[start Entries]
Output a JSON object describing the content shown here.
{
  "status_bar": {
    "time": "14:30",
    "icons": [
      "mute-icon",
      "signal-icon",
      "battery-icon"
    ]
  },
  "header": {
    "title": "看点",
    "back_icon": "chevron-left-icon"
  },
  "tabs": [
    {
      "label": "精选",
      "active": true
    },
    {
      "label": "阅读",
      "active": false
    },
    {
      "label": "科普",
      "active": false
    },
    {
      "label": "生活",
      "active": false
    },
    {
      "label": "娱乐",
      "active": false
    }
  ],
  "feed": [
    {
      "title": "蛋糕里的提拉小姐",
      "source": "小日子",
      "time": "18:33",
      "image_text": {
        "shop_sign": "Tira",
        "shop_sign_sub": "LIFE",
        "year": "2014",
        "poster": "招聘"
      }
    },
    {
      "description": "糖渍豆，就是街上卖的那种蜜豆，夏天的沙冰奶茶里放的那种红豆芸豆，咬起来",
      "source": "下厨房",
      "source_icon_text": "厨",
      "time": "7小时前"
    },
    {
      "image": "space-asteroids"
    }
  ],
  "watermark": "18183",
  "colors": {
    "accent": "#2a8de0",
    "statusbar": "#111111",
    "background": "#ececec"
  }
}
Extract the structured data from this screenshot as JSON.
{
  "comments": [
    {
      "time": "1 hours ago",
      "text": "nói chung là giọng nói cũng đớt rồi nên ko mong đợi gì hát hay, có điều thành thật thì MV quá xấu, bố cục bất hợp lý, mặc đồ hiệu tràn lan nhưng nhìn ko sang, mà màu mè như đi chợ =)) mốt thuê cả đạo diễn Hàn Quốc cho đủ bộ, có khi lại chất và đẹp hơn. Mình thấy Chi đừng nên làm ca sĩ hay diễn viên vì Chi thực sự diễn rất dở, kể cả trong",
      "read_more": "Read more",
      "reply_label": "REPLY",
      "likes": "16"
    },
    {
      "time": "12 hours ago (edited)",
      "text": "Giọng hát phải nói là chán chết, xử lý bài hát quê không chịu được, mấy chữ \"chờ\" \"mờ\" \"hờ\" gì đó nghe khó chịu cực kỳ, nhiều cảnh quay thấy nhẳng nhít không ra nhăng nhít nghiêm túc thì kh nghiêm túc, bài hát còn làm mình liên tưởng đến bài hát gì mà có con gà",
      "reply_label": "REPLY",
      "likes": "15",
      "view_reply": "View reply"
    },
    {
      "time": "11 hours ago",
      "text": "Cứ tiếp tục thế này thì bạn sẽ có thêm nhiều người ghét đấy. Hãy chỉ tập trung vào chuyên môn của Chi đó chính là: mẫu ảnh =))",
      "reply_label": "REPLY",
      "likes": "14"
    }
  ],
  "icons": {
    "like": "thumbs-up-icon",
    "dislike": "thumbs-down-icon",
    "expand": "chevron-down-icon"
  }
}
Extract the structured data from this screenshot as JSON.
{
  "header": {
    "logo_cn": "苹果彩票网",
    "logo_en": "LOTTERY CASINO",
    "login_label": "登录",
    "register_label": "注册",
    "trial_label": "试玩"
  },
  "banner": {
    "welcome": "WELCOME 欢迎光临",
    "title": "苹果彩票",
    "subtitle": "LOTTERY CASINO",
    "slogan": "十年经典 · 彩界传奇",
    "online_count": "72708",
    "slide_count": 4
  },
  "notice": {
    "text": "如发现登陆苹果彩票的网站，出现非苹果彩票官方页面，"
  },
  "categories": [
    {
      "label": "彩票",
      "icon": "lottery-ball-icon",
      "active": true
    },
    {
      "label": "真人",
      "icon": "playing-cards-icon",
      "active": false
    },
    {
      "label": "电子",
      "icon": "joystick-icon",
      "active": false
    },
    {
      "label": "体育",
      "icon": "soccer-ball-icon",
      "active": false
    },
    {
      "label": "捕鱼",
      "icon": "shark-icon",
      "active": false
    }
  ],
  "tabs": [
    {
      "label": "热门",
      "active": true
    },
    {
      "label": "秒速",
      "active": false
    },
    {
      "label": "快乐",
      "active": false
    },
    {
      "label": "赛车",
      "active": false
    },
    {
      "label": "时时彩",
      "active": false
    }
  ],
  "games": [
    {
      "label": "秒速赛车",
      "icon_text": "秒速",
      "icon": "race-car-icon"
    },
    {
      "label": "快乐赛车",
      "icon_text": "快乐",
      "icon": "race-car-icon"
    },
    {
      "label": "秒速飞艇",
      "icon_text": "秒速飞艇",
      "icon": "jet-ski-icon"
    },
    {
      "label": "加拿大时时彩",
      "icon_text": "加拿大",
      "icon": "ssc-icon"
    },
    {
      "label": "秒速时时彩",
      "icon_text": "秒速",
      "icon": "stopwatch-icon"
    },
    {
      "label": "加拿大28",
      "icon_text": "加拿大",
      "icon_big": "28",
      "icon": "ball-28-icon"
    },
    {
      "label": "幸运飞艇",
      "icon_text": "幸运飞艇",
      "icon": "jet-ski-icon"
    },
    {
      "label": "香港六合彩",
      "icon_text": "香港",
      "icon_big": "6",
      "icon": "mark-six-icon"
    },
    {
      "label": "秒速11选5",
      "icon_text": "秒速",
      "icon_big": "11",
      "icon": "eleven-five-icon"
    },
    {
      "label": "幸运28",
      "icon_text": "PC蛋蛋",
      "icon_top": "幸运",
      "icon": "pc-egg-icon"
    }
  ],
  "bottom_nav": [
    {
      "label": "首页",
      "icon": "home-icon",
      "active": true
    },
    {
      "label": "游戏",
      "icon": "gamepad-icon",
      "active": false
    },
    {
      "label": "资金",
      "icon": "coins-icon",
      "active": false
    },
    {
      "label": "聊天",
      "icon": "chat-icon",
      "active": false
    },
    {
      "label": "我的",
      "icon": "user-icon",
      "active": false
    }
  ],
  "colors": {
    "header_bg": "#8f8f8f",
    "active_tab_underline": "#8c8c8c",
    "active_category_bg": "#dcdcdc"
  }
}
[end Entries]
> Aim: Tally how many lines in the material above hold the word "nhiều". Write only that number.

> Solution to this exercise: 2